◆ WHAT IS ASKED ◆
Show each line that has the string "this" in it.

☆ ☆ ☆

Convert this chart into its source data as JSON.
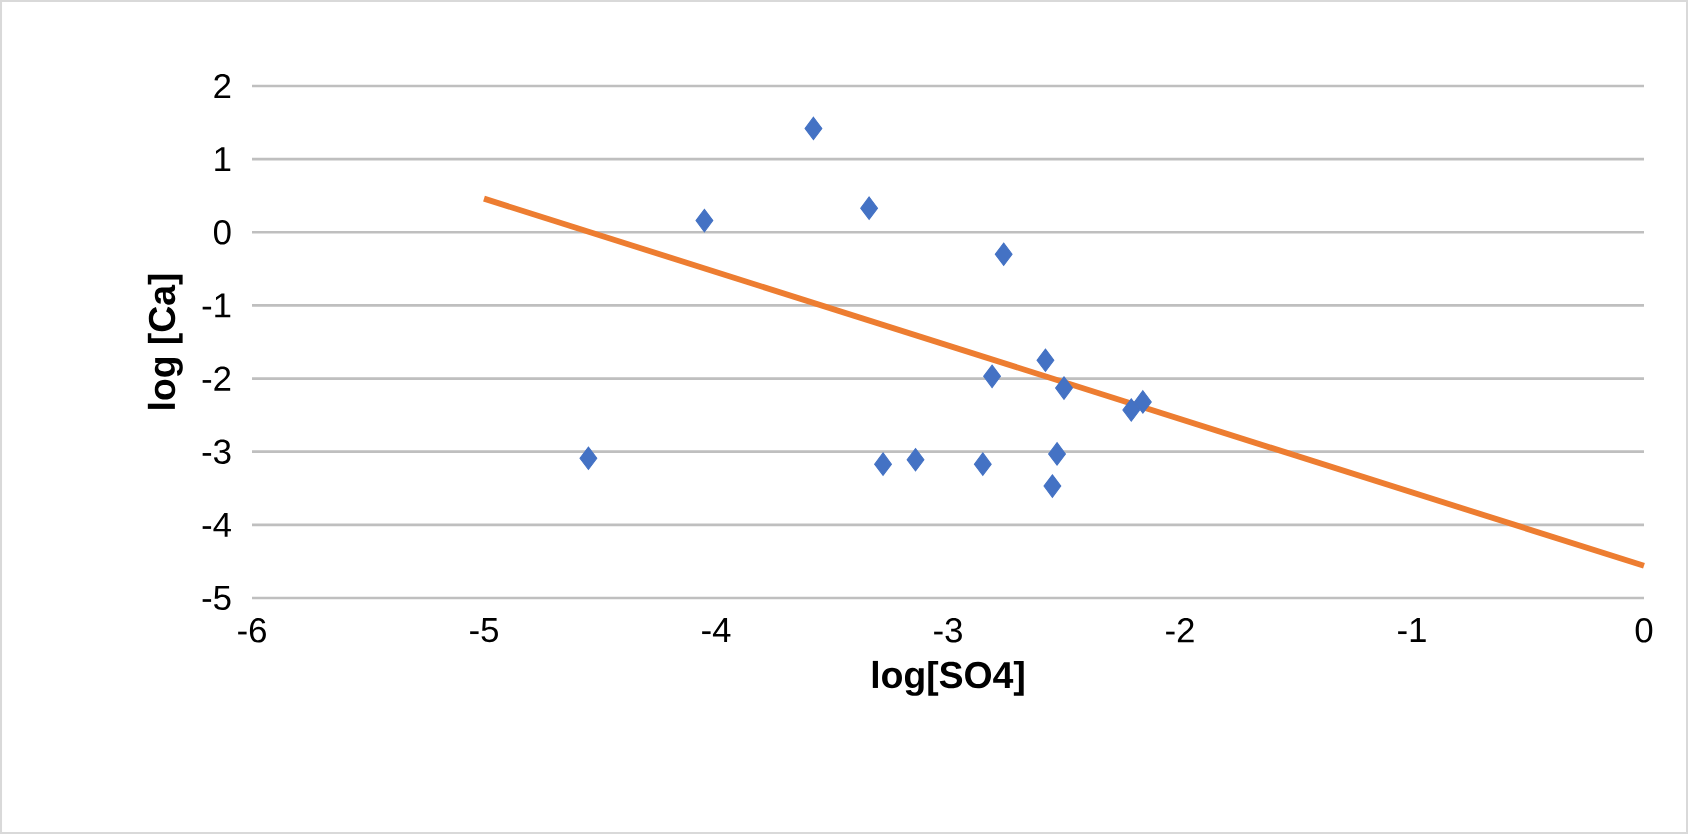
{
  "chart_data": {
    "type": "scatter",
    "xlabel": "log[SO4]",
    "ylabel": "log [Ca]",
    "xlim": [
      -6,
      0
    ],
    "xticks": [
      -6,
      -5,
      -4,
      -3,
      -2,
      -1,
      0
    ],
    "ylim": [
      -5,
      2
    ],
    "yticks": [
      -5,
      -4,
      -3,
      -2,
      -1,
      0,
      1,
      2
    ],
    "grid": "y",
    "series": [
      {
        "color": "#4472c4",
        "marker": "diamond",
        "x": [
          -4.55,
          -4.05,
          -3.58,
          -3.34,
          -3.28,
          -3.14,
          -2.76,
          -2.81,
          -2.85,
          -2.58,
          -2.5,
          -2.53,
          -2.55,
          -2.21,
          -2.16
        ],
        "values": [
          -3.09,
          0.16,
          1.42,
          0.33,
          -3.17,
          -3.11,
          -0.3,
          -1.97,
          -3.17,
          -1.75,
          -2.13,
          -3.03,
          -3.47,
          -2.43,
          -2.32
        ]
      },
      {
        "type": "line",
        "color": "#ed7d31",
        "marker": "none",
        "x": [
          -5,
          0
        ],
        "values": [
          0.46,
          -4.56
        ]
      }
    ]
  }
}
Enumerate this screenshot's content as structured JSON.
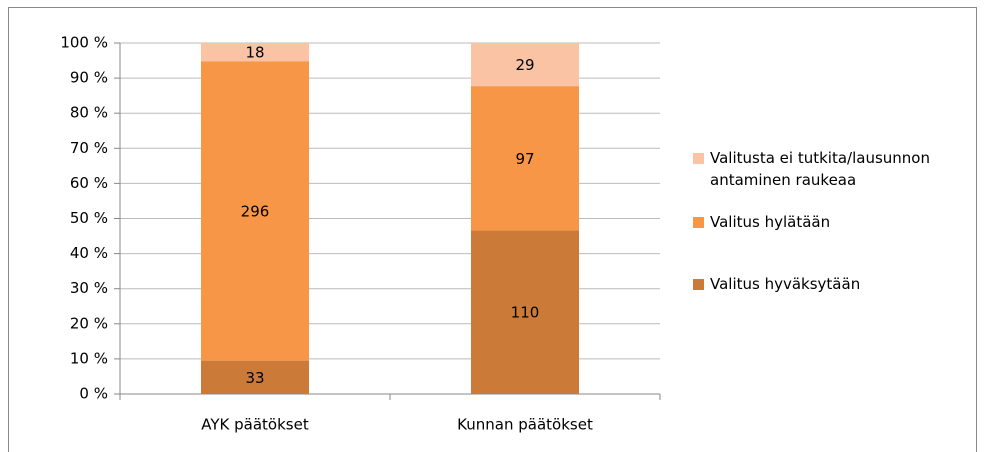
{
  "chart_data": {
    "type": "stacked_bar_percent",
    "categories": [
      "AYK päätökset",
      "Kunnan päätökset"
    ],
    "series": [
      {
        "name": "Valitus hyväksytään",
        "color": "#cc7a38",
        "values": [
          33,
          110
        ]
      },
      {
        "name": "Valitus hylätään",
        "color": "#f79646",
        "values": [
          296,
          97
        ]
      },
      {
        "name": "Valitusta ei tutkita/lausunnon antaminen raukeaa",
        "color": "#fac3a4",
        "values": [
          18,
          29
        ]
      }
    ],
    "ylim": [
      0,
      100
    ],
    "yticks": [
      {
        "value": 0,
        "label": "0 %"
      },
      {
        "value": 10,
        "label": "10 %"
      },
      {
        "value": 20,
        "label": "20 %"
      },
      {
        "value": 30,
        "label": "30 %"
      },
      {
        "value": 40,
        "label": "40 %"
      },
      {
        "value": 50,
        "label": "50 %"
      },
      {
        "value": 60,
        "label": "60 %"
      },
      {
        "value": 70,
        "label": "70 %"
      },
      {
        "value": 80,
        "label": "80 %"
      },
      {
        "value": 90,
        "label": "90 %"
      },
      {
        "value": 100,
        "label": "100 %"
      }
    ],
    "grid": true,
    "legend": "right"
  }
}
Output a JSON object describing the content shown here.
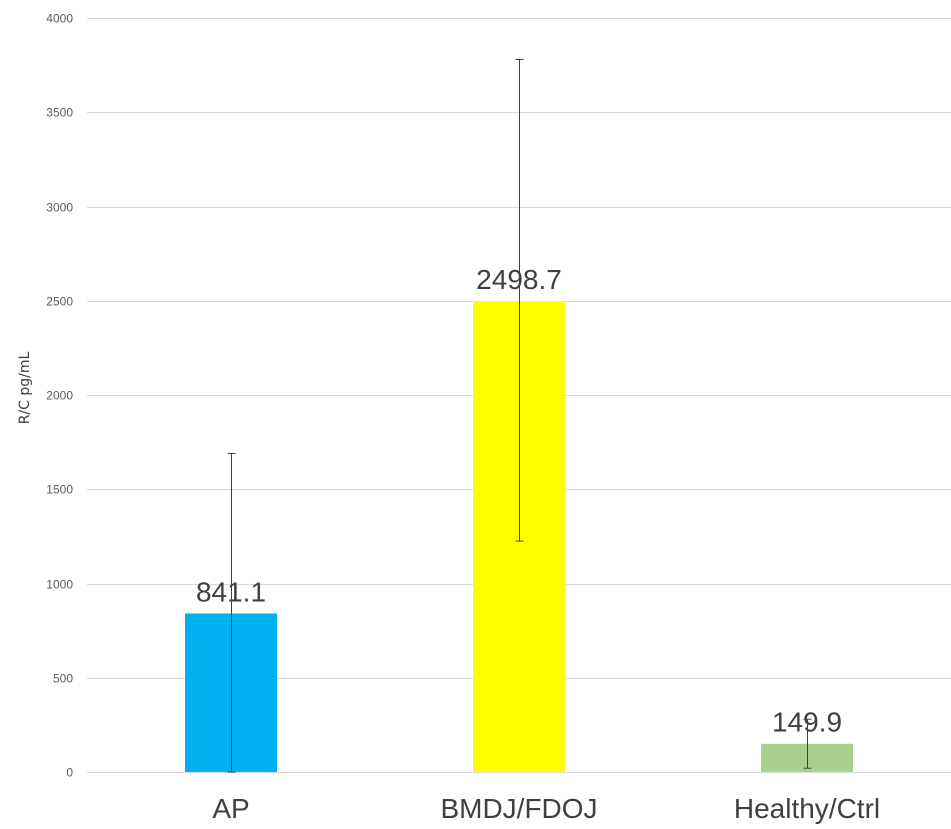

☆ ☆ ☆

◆ TASK RESPONSE ◆
Convert this chart into its source data as JSON.
Enumerate this screenshot's content as structured JSON.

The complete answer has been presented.